What is being asked:
Take every line from the material that has the word "members" in it.

Stored records
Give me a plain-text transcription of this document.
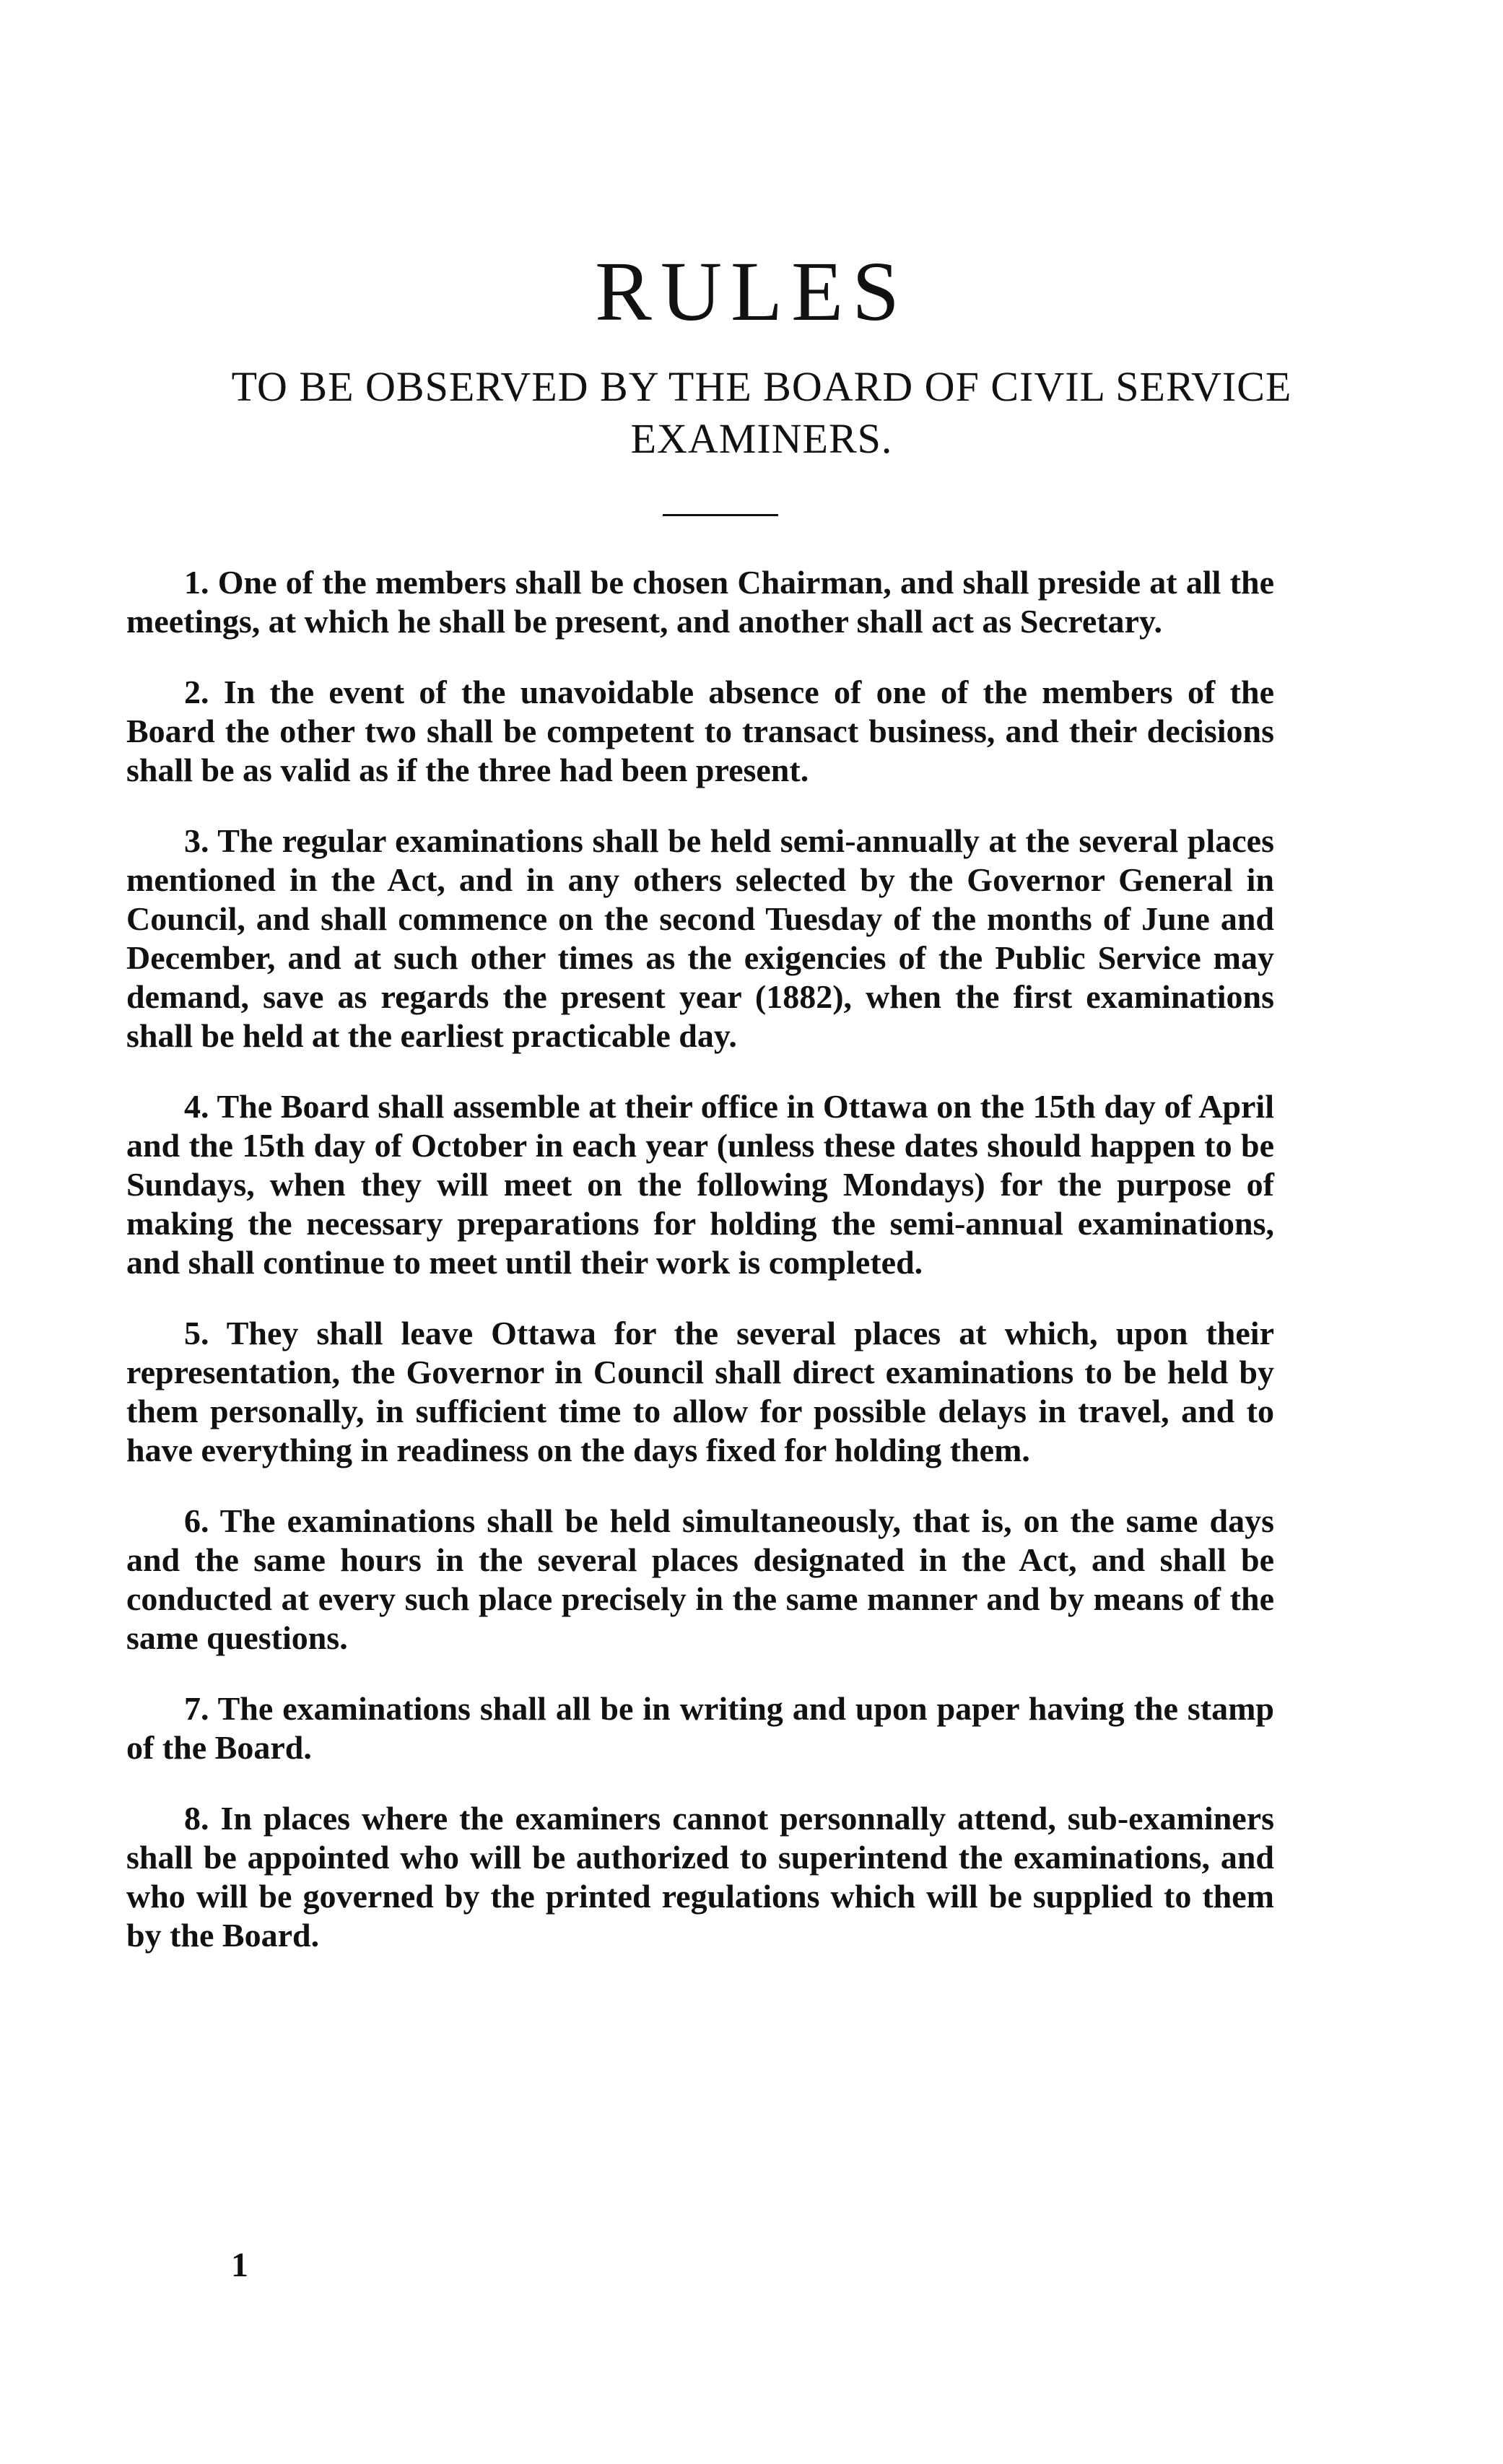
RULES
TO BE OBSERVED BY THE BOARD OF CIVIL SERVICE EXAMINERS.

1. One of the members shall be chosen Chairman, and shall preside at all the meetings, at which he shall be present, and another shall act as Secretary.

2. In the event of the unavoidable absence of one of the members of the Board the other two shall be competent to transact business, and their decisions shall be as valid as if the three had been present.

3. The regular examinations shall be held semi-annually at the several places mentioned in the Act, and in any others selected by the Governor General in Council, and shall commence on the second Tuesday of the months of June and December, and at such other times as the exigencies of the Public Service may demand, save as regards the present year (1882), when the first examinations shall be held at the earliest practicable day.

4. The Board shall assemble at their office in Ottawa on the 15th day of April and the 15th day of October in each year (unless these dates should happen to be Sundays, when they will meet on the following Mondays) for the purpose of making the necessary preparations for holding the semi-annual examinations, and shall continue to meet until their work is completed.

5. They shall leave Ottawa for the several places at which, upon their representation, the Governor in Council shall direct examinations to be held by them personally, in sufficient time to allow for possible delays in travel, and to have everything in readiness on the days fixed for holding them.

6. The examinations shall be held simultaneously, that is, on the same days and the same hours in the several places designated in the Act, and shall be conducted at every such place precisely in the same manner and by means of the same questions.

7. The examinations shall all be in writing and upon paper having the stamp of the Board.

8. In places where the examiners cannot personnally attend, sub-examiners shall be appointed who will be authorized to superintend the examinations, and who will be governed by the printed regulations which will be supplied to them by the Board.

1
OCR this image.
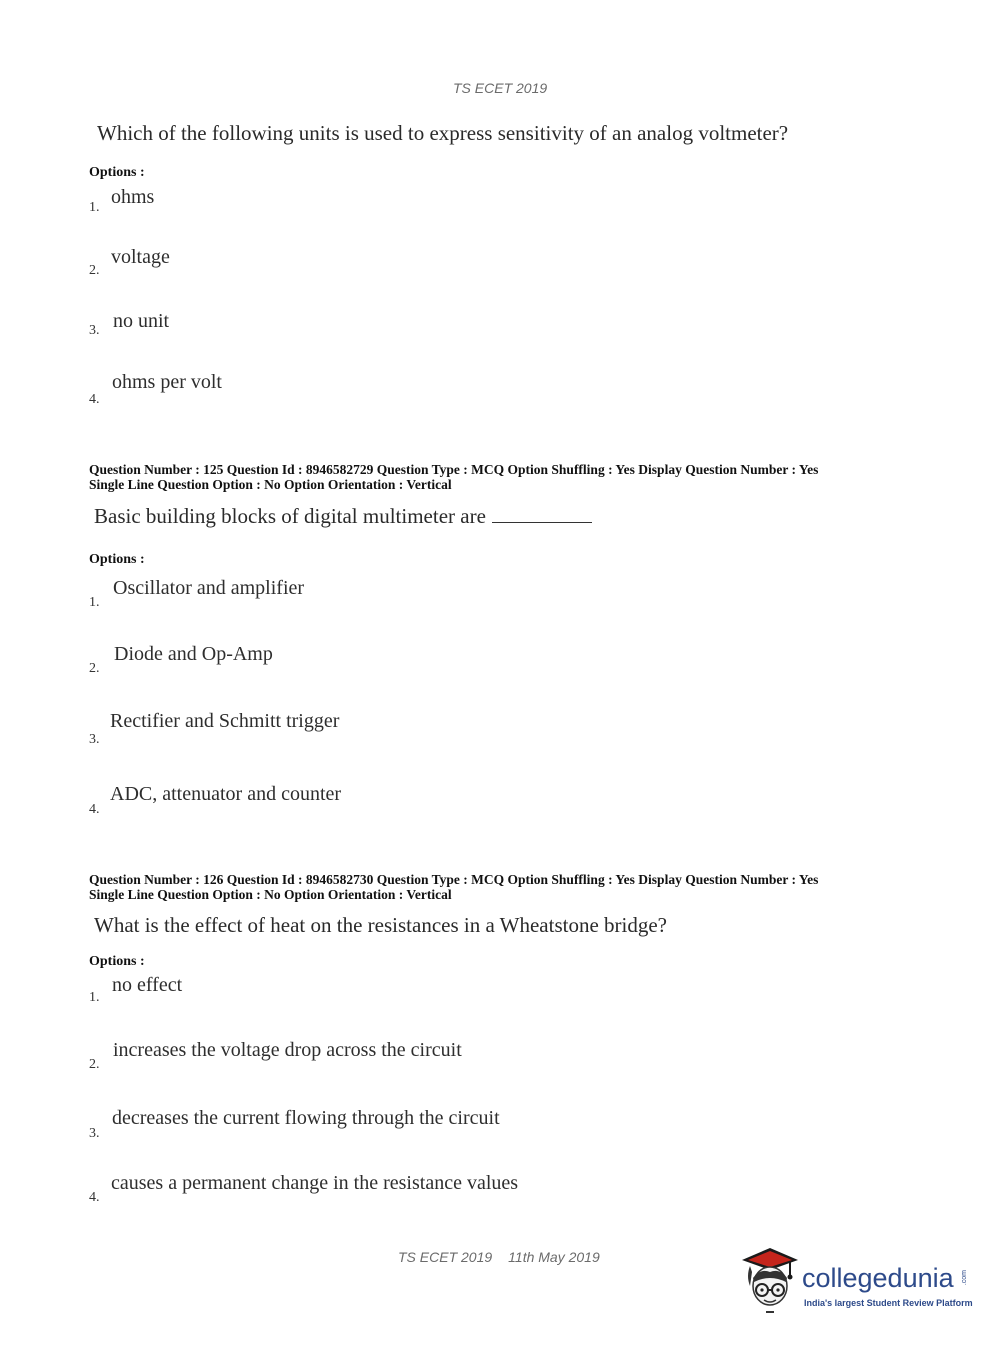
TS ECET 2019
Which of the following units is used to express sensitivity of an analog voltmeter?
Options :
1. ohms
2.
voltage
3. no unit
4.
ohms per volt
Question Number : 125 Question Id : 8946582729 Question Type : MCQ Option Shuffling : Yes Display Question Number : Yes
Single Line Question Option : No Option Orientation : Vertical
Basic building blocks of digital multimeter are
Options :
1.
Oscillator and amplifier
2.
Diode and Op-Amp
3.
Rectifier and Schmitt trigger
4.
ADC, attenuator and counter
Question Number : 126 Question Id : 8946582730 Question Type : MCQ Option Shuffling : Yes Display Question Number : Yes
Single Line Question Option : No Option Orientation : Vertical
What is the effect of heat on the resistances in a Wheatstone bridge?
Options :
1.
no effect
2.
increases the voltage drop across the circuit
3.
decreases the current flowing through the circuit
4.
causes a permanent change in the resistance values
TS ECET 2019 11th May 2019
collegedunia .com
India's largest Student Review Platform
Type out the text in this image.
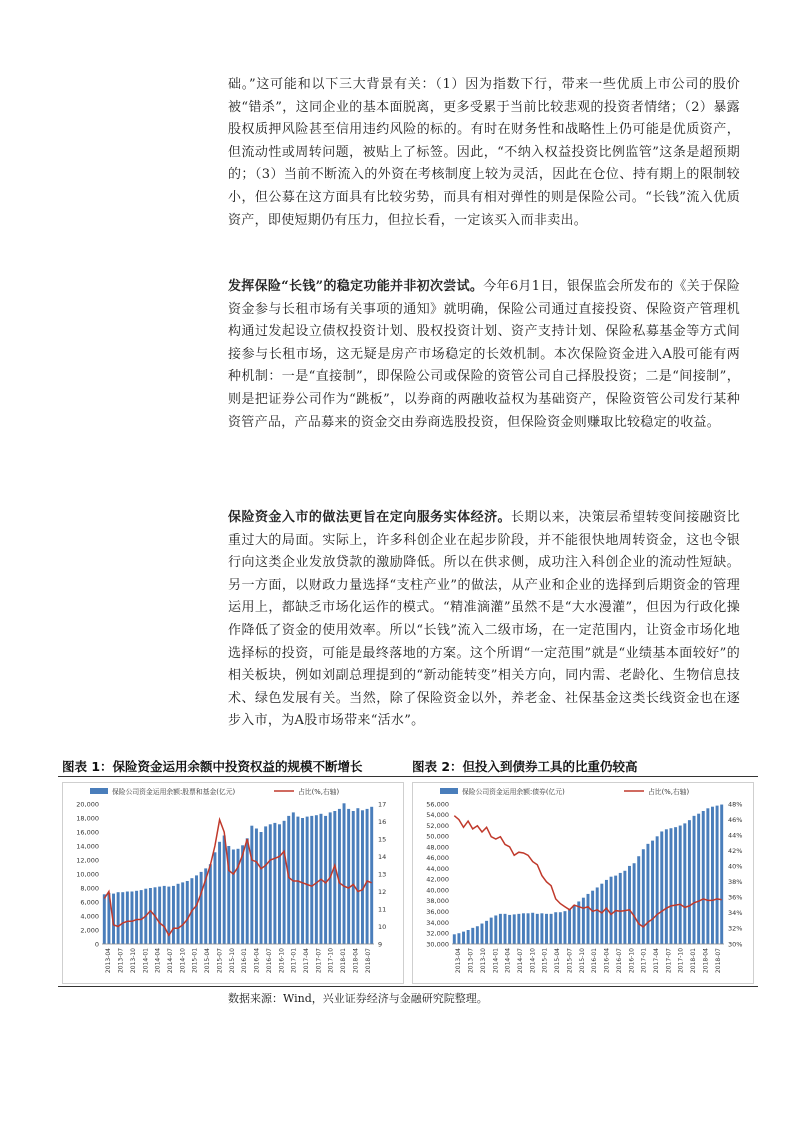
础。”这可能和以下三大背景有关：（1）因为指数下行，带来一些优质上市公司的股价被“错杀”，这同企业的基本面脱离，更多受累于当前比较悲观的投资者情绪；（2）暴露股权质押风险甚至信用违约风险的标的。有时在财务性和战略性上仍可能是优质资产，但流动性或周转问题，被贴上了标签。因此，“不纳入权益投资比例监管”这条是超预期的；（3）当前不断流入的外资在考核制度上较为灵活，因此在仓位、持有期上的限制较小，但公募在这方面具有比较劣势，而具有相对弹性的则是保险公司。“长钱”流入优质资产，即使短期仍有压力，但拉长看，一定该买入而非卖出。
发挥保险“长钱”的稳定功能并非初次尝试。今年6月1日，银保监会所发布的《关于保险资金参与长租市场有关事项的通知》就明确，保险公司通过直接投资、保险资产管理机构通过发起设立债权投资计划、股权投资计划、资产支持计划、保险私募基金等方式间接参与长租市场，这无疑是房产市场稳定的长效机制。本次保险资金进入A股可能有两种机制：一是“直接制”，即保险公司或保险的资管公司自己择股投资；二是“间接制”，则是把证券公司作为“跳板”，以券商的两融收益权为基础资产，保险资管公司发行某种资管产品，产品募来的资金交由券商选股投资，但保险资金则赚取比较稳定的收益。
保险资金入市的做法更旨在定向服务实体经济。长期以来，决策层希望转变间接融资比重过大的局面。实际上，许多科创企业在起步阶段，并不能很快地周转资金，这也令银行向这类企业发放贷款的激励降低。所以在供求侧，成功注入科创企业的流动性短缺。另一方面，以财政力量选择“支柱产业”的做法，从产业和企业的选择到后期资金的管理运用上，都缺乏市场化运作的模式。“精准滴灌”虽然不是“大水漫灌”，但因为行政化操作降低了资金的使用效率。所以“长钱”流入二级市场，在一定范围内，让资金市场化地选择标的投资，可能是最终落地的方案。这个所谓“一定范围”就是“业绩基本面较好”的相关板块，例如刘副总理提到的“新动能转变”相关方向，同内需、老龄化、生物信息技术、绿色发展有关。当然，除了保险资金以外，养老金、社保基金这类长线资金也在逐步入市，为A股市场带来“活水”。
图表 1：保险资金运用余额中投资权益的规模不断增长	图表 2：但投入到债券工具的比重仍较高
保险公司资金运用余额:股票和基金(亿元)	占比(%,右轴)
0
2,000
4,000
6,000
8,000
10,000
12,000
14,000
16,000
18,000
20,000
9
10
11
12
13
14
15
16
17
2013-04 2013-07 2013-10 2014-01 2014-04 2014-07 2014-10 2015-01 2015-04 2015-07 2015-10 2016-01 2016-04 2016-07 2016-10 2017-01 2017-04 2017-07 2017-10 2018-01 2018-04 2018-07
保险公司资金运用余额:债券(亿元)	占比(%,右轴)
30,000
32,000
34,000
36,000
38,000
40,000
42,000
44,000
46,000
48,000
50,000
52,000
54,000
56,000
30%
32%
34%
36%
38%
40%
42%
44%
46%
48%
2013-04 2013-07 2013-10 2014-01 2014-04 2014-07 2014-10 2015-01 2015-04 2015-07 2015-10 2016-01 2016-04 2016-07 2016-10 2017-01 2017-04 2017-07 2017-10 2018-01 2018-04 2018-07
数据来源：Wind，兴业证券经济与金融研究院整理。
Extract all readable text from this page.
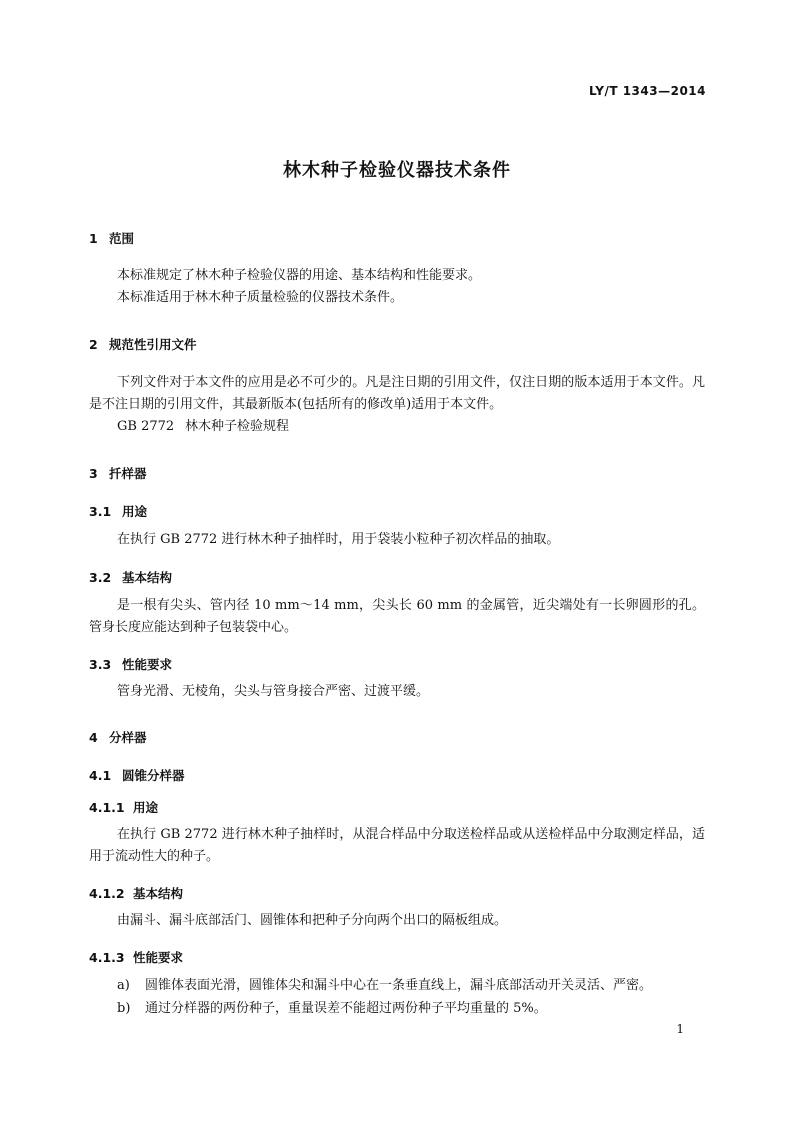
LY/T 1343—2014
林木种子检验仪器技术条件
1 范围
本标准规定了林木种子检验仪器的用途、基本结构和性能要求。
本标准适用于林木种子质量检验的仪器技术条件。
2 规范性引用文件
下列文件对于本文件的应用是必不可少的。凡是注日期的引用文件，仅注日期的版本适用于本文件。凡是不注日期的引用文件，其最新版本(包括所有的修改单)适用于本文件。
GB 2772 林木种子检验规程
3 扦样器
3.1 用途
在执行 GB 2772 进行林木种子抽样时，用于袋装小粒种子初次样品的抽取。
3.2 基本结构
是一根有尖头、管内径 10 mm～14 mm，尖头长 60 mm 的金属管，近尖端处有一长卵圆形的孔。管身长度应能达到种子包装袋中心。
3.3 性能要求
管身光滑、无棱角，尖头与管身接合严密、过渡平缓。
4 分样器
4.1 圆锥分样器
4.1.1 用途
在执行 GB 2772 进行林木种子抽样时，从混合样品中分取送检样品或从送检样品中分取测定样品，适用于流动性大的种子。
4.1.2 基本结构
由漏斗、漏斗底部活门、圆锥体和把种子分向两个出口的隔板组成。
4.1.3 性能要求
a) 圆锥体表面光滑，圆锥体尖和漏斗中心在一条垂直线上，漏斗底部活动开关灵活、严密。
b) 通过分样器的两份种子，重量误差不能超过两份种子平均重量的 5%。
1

Complete answer:
1. One of the members shall be chosen Chairman, and shall preside at all the meetings, at which he shall be present, and another shall act as Secretary.
2. In the event of the unavoidable absence of one of the members of the Board the other two shall be competent to transact business, and their decisions shall be as valid as if the three had been present.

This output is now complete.